(Data records)
··········
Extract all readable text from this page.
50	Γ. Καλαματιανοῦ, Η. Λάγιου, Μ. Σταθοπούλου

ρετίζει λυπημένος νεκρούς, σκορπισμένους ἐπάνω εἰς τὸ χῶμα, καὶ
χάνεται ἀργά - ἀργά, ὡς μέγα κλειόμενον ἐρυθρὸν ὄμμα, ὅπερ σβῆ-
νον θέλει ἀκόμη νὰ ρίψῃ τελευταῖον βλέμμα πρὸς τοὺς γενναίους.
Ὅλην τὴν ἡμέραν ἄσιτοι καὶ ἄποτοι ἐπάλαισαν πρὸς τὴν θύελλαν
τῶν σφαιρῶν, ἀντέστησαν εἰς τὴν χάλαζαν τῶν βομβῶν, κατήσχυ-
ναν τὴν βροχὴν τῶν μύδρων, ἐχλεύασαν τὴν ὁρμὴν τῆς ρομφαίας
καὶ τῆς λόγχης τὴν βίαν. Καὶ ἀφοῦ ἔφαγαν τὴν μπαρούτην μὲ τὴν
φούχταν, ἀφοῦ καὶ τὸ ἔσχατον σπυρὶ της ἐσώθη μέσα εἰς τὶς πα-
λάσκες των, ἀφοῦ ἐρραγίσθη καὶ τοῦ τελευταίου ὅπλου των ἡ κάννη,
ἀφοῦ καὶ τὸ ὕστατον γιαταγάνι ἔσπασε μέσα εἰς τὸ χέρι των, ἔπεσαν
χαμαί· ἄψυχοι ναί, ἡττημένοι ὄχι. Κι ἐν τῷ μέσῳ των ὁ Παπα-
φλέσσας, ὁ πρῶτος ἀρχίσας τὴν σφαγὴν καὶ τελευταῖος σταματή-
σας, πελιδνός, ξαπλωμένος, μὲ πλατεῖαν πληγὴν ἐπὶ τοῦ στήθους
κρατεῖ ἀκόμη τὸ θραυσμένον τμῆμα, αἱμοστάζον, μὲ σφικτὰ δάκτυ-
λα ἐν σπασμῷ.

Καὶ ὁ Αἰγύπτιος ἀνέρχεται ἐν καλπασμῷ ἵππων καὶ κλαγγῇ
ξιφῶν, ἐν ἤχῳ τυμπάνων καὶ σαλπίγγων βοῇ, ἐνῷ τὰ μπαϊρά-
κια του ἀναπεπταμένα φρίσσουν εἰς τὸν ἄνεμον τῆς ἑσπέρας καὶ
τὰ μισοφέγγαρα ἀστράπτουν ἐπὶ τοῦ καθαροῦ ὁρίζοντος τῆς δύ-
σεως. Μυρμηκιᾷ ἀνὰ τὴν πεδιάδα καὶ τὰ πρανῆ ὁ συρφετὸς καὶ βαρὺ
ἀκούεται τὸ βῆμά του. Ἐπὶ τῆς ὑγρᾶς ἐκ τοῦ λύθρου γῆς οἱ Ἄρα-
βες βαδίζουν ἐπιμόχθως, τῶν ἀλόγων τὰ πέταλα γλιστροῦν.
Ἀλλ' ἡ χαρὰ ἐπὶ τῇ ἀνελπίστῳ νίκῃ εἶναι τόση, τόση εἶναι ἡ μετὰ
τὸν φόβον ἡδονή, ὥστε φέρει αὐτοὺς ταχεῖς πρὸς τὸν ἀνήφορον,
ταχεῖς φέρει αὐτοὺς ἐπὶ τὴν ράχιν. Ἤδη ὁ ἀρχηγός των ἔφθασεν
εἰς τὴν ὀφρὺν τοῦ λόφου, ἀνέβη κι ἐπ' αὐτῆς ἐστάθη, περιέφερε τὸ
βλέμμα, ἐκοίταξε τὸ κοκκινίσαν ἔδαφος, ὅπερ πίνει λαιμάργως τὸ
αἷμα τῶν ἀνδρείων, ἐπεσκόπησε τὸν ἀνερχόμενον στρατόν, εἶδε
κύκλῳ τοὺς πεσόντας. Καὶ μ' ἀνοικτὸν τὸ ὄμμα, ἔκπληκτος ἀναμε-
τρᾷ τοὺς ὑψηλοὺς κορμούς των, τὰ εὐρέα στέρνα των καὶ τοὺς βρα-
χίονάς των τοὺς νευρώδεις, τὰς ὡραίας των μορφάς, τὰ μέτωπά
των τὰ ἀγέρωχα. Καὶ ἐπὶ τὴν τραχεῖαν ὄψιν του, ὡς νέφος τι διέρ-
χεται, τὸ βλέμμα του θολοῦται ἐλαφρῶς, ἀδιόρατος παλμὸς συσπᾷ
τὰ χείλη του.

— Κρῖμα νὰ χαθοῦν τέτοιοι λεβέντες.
··········
- **What you have to do**: Look through the material above. Copy each line where the word "μέσα" appears.

- **Solved problem**:
φούχταν, ἀφοῦ καὶ τὸ ἔσχατον σπυρὶ της ἐσώθη μέσα εἰς τὶς πα-
ἀφοῦ καὶ τὸ ὕστατον γιαταγάνι ἔσπασε μέσα εἰς τὸ χέρι των, ἔπεσαν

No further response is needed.